* [Your goal] Which lines below contain the string "protrusions"? List each of them in full, treating uppercase and lowercase as different.

* [The data]

>>

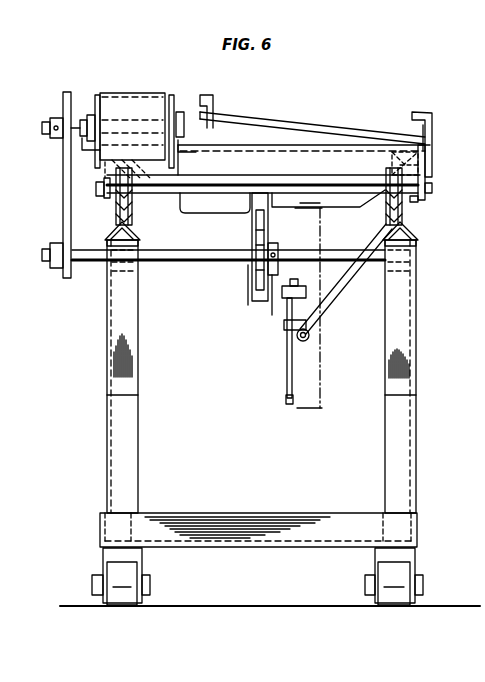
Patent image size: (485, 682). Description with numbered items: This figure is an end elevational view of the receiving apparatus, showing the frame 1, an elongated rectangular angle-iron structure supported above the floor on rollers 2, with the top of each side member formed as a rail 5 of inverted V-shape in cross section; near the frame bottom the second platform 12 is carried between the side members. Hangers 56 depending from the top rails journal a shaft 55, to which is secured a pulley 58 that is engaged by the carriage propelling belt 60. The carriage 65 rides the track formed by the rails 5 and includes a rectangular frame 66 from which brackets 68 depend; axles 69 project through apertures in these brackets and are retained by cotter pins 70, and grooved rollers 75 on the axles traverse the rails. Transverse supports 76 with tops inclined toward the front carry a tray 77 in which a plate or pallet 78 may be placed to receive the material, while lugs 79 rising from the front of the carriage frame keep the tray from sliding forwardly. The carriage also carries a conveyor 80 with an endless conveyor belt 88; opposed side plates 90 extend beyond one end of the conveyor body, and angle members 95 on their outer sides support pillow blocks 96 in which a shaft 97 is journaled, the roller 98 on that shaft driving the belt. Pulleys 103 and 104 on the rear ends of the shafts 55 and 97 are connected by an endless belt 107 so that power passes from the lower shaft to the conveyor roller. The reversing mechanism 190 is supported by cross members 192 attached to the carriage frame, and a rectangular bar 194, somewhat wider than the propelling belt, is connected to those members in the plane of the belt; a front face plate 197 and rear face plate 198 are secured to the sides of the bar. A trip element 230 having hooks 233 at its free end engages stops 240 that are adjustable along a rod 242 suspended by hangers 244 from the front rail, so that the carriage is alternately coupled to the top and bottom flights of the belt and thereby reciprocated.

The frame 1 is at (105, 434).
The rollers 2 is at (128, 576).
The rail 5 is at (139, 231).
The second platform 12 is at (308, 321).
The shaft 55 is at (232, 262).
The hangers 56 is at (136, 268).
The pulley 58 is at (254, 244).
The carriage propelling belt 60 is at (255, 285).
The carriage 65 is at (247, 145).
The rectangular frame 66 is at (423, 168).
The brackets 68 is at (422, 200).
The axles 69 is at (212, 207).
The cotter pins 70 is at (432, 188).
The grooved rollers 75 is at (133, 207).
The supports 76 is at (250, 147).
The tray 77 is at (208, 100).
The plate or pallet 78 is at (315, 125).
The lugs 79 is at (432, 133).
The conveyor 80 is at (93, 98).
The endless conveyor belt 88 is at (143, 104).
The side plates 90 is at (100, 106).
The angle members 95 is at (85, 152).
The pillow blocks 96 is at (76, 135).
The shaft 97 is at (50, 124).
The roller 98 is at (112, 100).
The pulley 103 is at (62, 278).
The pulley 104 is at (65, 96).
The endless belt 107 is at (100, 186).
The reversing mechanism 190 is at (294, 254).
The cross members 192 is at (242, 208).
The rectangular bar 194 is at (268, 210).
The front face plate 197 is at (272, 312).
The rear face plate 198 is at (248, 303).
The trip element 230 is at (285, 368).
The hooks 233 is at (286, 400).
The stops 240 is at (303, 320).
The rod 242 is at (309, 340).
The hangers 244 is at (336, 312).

<<
>>

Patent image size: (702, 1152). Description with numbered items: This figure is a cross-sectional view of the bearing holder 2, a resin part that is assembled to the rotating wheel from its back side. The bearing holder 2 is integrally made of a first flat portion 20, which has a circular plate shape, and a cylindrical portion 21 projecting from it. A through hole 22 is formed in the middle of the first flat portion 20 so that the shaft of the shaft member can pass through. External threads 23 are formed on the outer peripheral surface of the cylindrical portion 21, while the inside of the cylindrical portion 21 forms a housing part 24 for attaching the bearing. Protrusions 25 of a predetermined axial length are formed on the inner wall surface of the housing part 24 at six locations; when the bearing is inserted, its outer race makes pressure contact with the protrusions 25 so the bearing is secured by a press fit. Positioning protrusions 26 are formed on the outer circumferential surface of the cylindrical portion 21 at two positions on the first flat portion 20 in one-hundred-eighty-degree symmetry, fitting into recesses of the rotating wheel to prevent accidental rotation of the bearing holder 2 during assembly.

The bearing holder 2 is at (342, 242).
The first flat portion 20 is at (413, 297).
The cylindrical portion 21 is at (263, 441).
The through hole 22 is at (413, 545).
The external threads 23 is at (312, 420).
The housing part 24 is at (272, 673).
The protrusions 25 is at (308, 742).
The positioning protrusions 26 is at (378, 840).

<<

* [Correct output]
Patent image size: (702, 1152). Description with numbered items: This figure is a cross-sectional view of the bearing holder 2, a resin part that is assembled to the rotating wheel from its back side. The bearing holder 2 is integrally made of a first flat portion 20, which has a circular plate shape, and a cylindrical portion 21 projecting from it. A through hole 22 is formed in the middle of the first flat portion 20 so that the shaft of the shaft member can pass through. External threads 23 are formed on the outer peripheral surface of the cylindrical portion 21, while the inside of the cylindrical portion 21 forms a housing part 24 for attaching the bearing. Protrusions 25 of a predetermined axial length are formed on the inner wall surface of the housing part 24 at six locations; when the bearing is inserted, its outer race makes pressure contact with the protrusions 25 so the bearing is secured by a press fit. Positioning protrusions 26 are formed on the outer circumferential surface of the cylindrical portion 21 at two positions on the first flat portion 20 in one-hundred-eighty-degree symmetry, fitting into recesses of the rotating wheel to prevent accidental rotation of the bearing holder 2 during assembly.
The protrusions 25 is at (308, 742).
The positioning protrusions 26 is at (378, 840).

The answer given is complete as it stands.